**WHAT IS BEING ASKED:** Going line by line through the records below, count those with the word "expression" and give only the count.

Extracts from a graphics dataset
___

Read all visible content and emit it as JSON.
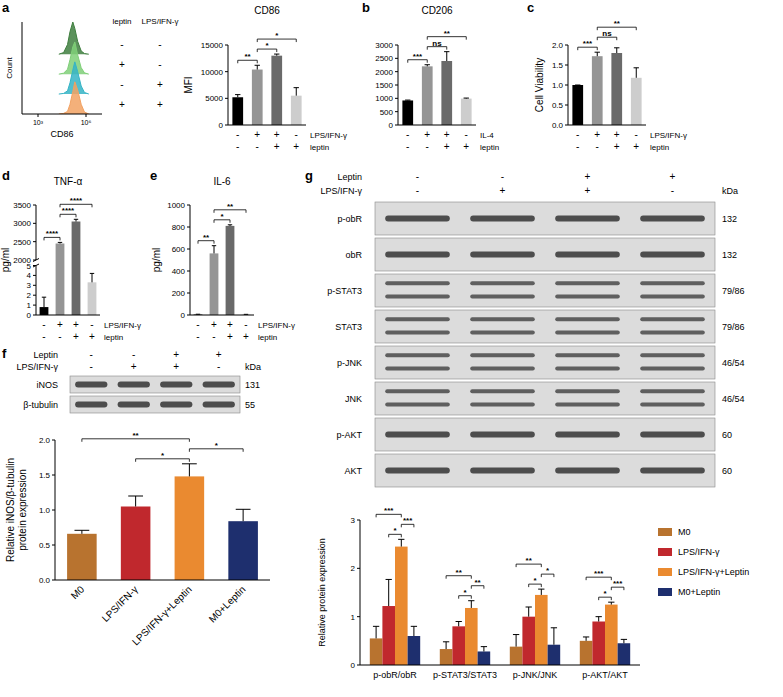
{
  "chart_data": [
    {
      "type": "line",
      "panel_label": "a",
      "x_label": "CD86",
      "y_label": "Count",
      "log": "x",
      "tick_labels": "x",
      "xlim": [
        100,
        10000000
      ],
      "xticks": [
        {
          "value": 1000,
          "label": "10³"
        },
        {
          "value": 1000000,
          "label": "10⁶"
        }
      ],
      "ylim": [
        0,
        100
      ],
      "x": [
        20000,
        40000,
        70000,
        100000,
        150000,
        200000,
        300000,
        500000,
        800000,
        1500000
      ],
      "series": [
        {
          "color": "#3f7f3f",
          "values": [
            0,
            5,
            30,
            70,
            100,
            80,
            40,
            10,
            2,
            0
          ]
        },
        {
          "color": "#7fcf78",
          "values": [
            0,
            3,
            15,
            45,
            85,
            100,
            60,
            20,
            4,
            0
          ]
        },
        {
          "color": "#35b4c6",
          "values": [
            0,
            2,
            10,
            35,
            75,
            100,
            70,
            25,
            5,
            0
          ]
        },
        {
          "color": "#f2a263",
          "values": [
            0,
            2,
            8,
            30,
            70,
            100,
            75,
            30,
            6,
            0
          ]
        }
      ],
      "conditions": {
        "columns": [
          "leptin",
          "LPS/IFN-γ"
        ],
        "rows": [
          [
            "-",
            "-"
          ],
          [
            "+",
            "-"
          ],
          [
            "-",
            "+"
          ],
          [
            "+",
            "+"
          ]
        ]
      }
    },
    {
      "type": "bar",
      "title": "CD86",
      "y_label": "MFI",
      "categories": [
        null,
        null,
        null,
        null
      ],
      "values": [
        5200,
        10400,
        13000,
        5500
      ],
      "errors": [
        500,
        800,
        300,
        1500
      ],
      "colors": [
        "#000000",
        "#959595",
        "#6a6a6a",
        "#cdcdcd"
      ],
      "ylim": [
        0,
        15000
      ],
      "yticks": [
        0,
        5000,
        10000,
        15000
      ],
      "conditions": [
        {
          "name": "LPS/IFN-γ",
          "values": [
            "-",
            "+",
            "+",
            "-"
          ]
        },
        {
          "name": "leptin",
          "values": [
            "-",
            "-",
            "+",
            "+"
          ]
        }
      ],
      "annotations": [
        {
          "pair": [
            0,
            1
          ],
          "text": "**"
        },
        {
          "pair": [
            1,
            2
          ],
          "text": "*"
        },
        {
          "pair": [
            1,
            3
          ],
          "text": "*"
        }
      ]
    },
    {
      "type": "bar",
      "panel_label": "b",
      "title": "CD206",
      "categories": [
        null,
        null,
        null,
        null
      ],
      "values": [
        920,
        2200,
        2400,
        990
      ],
      "errors": [
        15,
        60,
        350,
        20
      ],
      "colors": [
        "#000000",
        "#959595",
        "#6a6a6a",
        "#cdcdcd"
      ],
      "ylim": [
        0,
        3000
      ],
      "yticks": [
        0,
        500,
        1000,
        1500,
        2000,
        2500,
        3000
      ],
      "conditions": [
        {
          "name": "IL-4",
          "values": [
            "-",
            "+",
            "+",
            "-"
          ]
        },
        {
          "name": "leptin",
          "values": [
            "-",
            "-",
            "+",
            "+"
          ]
        }
      ],
      "annotations": [
        {
          "pair": [
            0,
            1
          ],
          "text": "***"
        },
        {
          "pair": [
            1,
            2
          ],
          "text": "ns"
        },
        {
          "pair": [
            1,
            3
          ],
          "text": "**"
        }
      ]
    },
    {
      "type": "bar",
      "panel_label": "c",
      "y_label": "Cell Viability",
      "categories": [
        null,
        null,
        null,
        null
      ],
      "values": [
        1.0,
        1.72,
        1.8,
        1.18
      ],
      "errors": [
        0,
        0.1,
        0.13,
        0.25
      ],
      "colors": [
        "#000000",
        "#959595",
        "#6a6a6a",
        "#cdcdcd"
      ],
      "ylim": [
        0,
        2
      ],
      "yticks": [
        {
          "value": 0,
          "label": "0.0"
        },
        {
          "value": 0.5,
          "label": "0.5"
        },
        {
          "value": 1,
          "label": "1.0"
        },
        {
          "value": 1.5,
          "label": "1.5"
        },
        {
          "value": 2,
          "label": "2.0"
        }
      ],
      "conditions": [
        {
          "name": "LPS/IFN-γ",
          "values": [
            "-",
            "+",
            "+",
            "-"
          ]
        },
        {
          "name": "leptin",
          "values": [
            "-",
            "-",
            "+",
            "+"
          ]
        }
      ],
      "annotations": [
        {
          "pair": [
            0,
            1
          ],
          "text": "***"
        },
        {
          "pair": [
            1,
            2
          ],
          "text": "ns"
        },
        {
          "pair": [
            1,
            3
          ],
          "text": "**"
        }
      ]
    },
    {
      "type": "bar",
      "panel_label": "d",
      "title": "TNF-α",
      "y_label": "pg/ml",
      "categories": [
        null,
        null,
        null,
        null
      ],
      "values": [
        0.8,
        2450,
        3050,
        3.3
      ],
      "errors": [
        1.0,
        30,
        60,
        0.9
      ],
      "colors": [
        "#000000",
        "#959595",
        "#6a6a6a",
        "#cdcdcd"
      ],
      "ylim": [
        0,
        3500
      ],
      "y_break": [
        5,
        2000
      ],
      "yticks": [
        0,
        1,
        2,
        3,
        4,
        5,
        2000,
        2500,
        3000,
        3500
      ],
      "conditions": [
        {
          "name": "LPS/IFN-γ",
          "values": [
            "-",
            "+",
            "+",
            "-"
          ]
        },
        {
          "name": "leptin",
          "values": [
            "-",
            "-",
            "+",
            "+"
          ]
        }
      ],
      "annotations": [
        {
          "pair": [
            0,
            1
          ],
          "text": "****"
        },
        {
          "pair": [
            1,
            2
          ],
          "text": "****"
        },
        {
          "pair": [
            1,
            3
          ],
          "text": "****"
        }
      ]
    },
    {
      "type": "bar",
      "panel_label": "e",
      "title": "IL-6",
      "y_label": "pg/ml",
      "categories": [
        null,
        null,
        null,
        null
      ],
      "values": [
        4,
        560,
        810,
        4
      ],
      "errors": [
        3,
        70,
        10,
        2
      ],
      "colors": [
        "#000000",
        "#959595",
        "#6a6a6a",
        "#cdcdcd"
      ],
      "ylim": [
        0,
        1000
      ],
      "yticks": [
        0,
        200,
        400,
        600,
        800,
        1000
      ],
      "conditions": [
        {
          "name": "LPS/IFN-γ",
          "values": [
            "-",
            "+",
            "+",
            "-"
          ]
        },
        {
          "name": "leptin",
          "values": [
            "-",
            "-",
            "+",
            "+"
          ]
        }
      ],
      "annotations": [
        {
          "pair": [
            0,
            1
          ],
          "text": "**"
        },
        {
          "pair": [
            1,
            2
          ],
          "text": "*"
        },
        {
          "pair": [
            1,
            3
          ],
          "text": "**"
        }
      ]
    },
    {
      "type": "bar",
      "y_label": "Relative iNOS/β-tubulin protein expression",
      "categories": [
        "M0",
        "LPS/IFN-γ",
        "LPS/IFN-γ+Leptin",
        "M0+Leptin"
      ],
      "values": [
        0.66,
        1.05,
        1.48,
        0.84
      ],
      "errors": [
        0.05,
        0.15,
        0.18,
        0.17
      ],
      "colors": [
        "#b8732f",
        "#c0282d",
        "#ea8a30",
        "#1e2f6e"
      ],
      "ylim": [
        0,
        2
      ],
      "yticks": [
        {
          "value": 0,
          "label": "0.0"
        },
        {
          "value": 0.5,
          "label": "0.5"
        },
        {
          "value": 1,
          "label": "1.0"
        },
        {
          "value": 1.5,
          "label": "1.5"
        },
        {
          "value": 2,
          "label": "2.0"
        }
      ],
      "annotations": [
        {
          "pair": [
            0,
            2
          ],
          "text": "**"
        },
        {
          "pair": [
            1,
            2
          ],
          "text": "*"
        },
        {
          "pair": [
            2,
            3
          ],
          "text": "*"
        }
      ]
    },
    {
      "type": "bar",
      "y_label": "Relative protein expression",
      "legend": "right",
      "categories": [
        "p-obR/obR",
        "p-STAT3/STAT3",
        "p-JNK/JNK",
        "p-AKT/AKT"
      ],
      "series": [
        {
          "name": "M0",
          "color": "#b8732f",
          "values": [
            0.55,
            0.33,
            0.38,
            0.5
          ],
          "errors": [
            0.25,
            0.15,
            0.25,
            0.08
          ]
        },
        {
          "name": "LPS/IFN-γ",
          "color": "#c0282d",
          "values": [
            1.22,
            0.8,
            1.0,
            0.9
          ],
          "errors": [
            0.55,
            0.1,
            0.2,
            0.1
          ]
        },
        {
          "name": "LPS/IFN-γ+Leptin",
          "color": "#ea8a30",
          "values": [
            2.45,
            1.18,
            1.45,
            1.25
          ],
          "errors": [
            0.15,
            0.15,
            0.12,
            0.05
          ]
        },
        {
          "name": "M0+Leptin",
          "color": "#1e2f6e",
          "values": [
            0.6,
            0.28,
            0.42,
            0.45
          ],
          "errors": [
            0.2,
            0.1,
            0.35,
            0.08
          ]
        }
      ],
      "ylim": [
        0,
        3
      ],
      "yticks": [
        0,
        1,
        2,
        3
      ],
      "annotations": [
        {
          "category": 0,
          "pair": [
            0,
            2
          ],
          "text": "***"
        },
        {
          "category": 0,
          "pair": [
            1,
            2
          ],
          "text": "*"
        },
        {
          "category": 0,
          "pair": [
            2,
            3
          ],
          "text": "***"
        },
        {
          "category": 1,
          "pair": [
            0,
            2
          ],
          "text": "**"
        },
        {
          "category": 1,
          "pair": [
            1,
            2
          ],
          "text": "*"
        },
        {
          "category": 1,
          "pair": [
            2,
            3
          ],
          "text": "**"
        },
        {
          "category": 2,
          "pair": [
            0,
            2
          ],
          "text": "**"
        },
        {
          "category": 2,
          "pair": [
            1,
            2
          ],
          "text": "*"
        },
        {
          "category": 2,
          "pair": [
            2,
            3
          ],
          "text": "*"
        },
        {
          "category": 3,
          "pair": [
            0,
            2
          ],
          "text": "***"
        },
        {
          "category": 3,
          "pair": [
            1,
            2
          ],
          "text": "*"
        },
        {
          "category": 3,
          "pair": [
            2,
            3
          ],
          "text": "***"
        }
      ]
    }
  ],
  "blots": [
    {
      "panel_label": "f",
      "kda_label": "kDa",
      "conditions": [
        {
          "name": "Leptin",
          "values": [
            "-",
            "-",
            "+",
            "+"
          ]
        },
        {
          "name": "LPS/IFN-γ",
          "values": [
            "-",
            "+",
            "+",
            "-"
          ]
        }
      ],
      "bands": [
        {
          "name": "iNOS",
          "kda": "131"
        },
        {
          "name": "β-tubulin",
          "kda": "55"
        }
      ]
    },
    {
      "panel_label": "g",
      "kda_label": "kDa",
      "conditions": [
        {
          "name": "Leptin",
          "values": [
            "-",
            "-",
            "+",
            "+"
          ]
        },
        {
          "name": "LPS/IFN-γ",
          "values": [
            "-",
            "+",
            "+",
            "-"
          ]
        }
      ],
      "bands": [
        {
          "name": "p-obR",
          "kda": "132"
        },
        {
          "name": "obR",
          "kda": "132"
        },
        {
          "name": "p-STAT3",
          "kda": "79/86"
        },
        {
          "name": "STAT3",
          "kda": "79/86"
        },
        {
          "name": "p-JNK",
          "kda": "46/54"
        },
        {
          "name": "JNK",
          "kda": "46/54"
        },
        {
          "name": "p-AKT",
          "kda": "60"
        },
        {
          "name": "AKT",
          "kda": "60"
        }
      ]
    }
  ]
}
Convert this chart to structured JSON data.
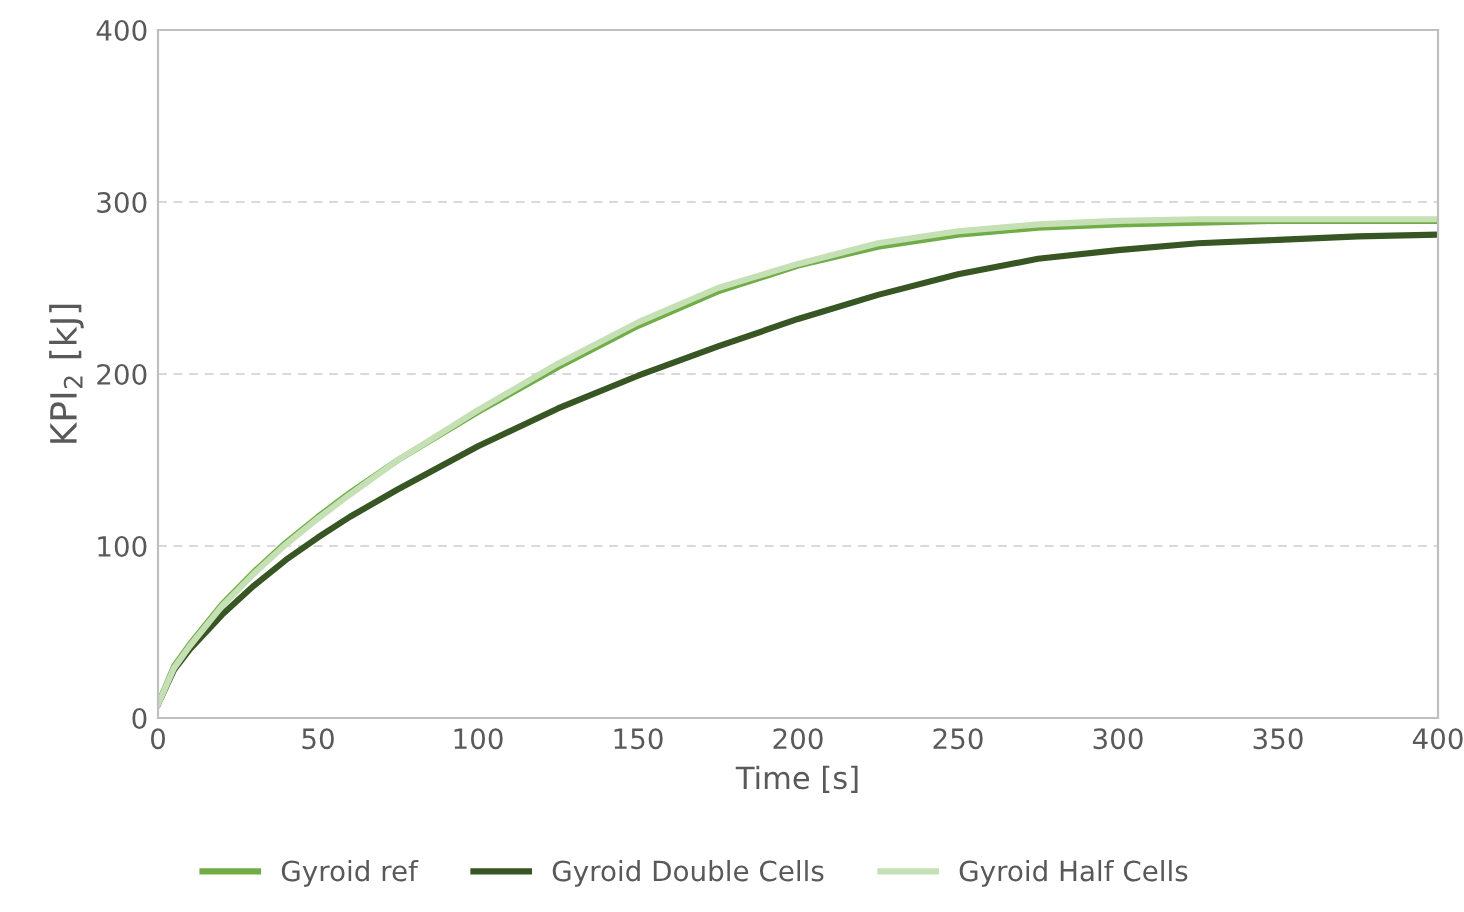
{
  "chart_data": {
    "type": "line",
    "xlabel": "Time [s]",
    "ylabel": "KPI$_{2}$ [kJ]",
    "xlim": [
      0,
      400
    ],
    "xticks": [
      0,
      50,
      100,
      150,
      200,
      250,
      300,
      350,
      400
    ],
    "ylim": [
      0,
      400
    ],
    "yticks": [
      0,
      100,
      200,
      300,
      400
    ],
    "grid": "y",
    "legend": "bottom",
    "marker": "none",
    "line_style": "solid",
    "series": [
      {
        "name": "Gyroid ref",
        "color": "#70ad47",
        "x": [
          0,
          5,
          10,
          20,
          30,
          40,
          50,
          60,
          75,
          100,
          125,
          150,
          175,
          200,
          225,
          250,
          275,
          300,
          325,
          350,
          375,
          400
        ],
        "values": [
          8,
          30,
          43,
          66,
          85,
          102,
          117,
          131,
          150,
          178,
          204,
          228,
          248,
          263,
          274,
          281,
          285,
          287,
          288,
          289,
          289,
          289
        ]
      },
      {
        "name": "Gyroid Double Cells",
        "color": "#375623",
        "x": [
          0,
          5,
          10,
          20,
          30,
          40,
          50,
          60,
          75,
          100,
          125,
          150,
          175,
          200,
          225,
          250,
          275,
          300,
          325,
          350,
          375,
          400
        ],
        "values": [
          8,
          28,
          40,
          60,
          77,
          92,
          105,
          117,
          133,
          158,
          180,
          199,
          216,
          232,
          246,
          258,
          267,
          272,
          276,
          278,
          280,
          281
        ]
      },
      {
        "name": "Gyroid Half Cells",
        "color": "#c5e0b4",
        "x": [
          0,
          5,
          10,
          20,
          30,
          40,
          50,
          60,
          75,
          100,
          125,
          150,
          175,
          200,
          225,
          250,
          275,
          300,
          325,
          350,
          375,
          400
        ],
        "values": [
          8,
          29,
          42,
          65,
          84,
          101,
          116,
          130,
          150,
          179,
          206,
          230,
          250,
          264,
          276,
          283,
          287,
          289,
          290,
          290,
          290,
          290
        ]
      }
    ]
  }
}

___

**ANSWER SECTION:** 2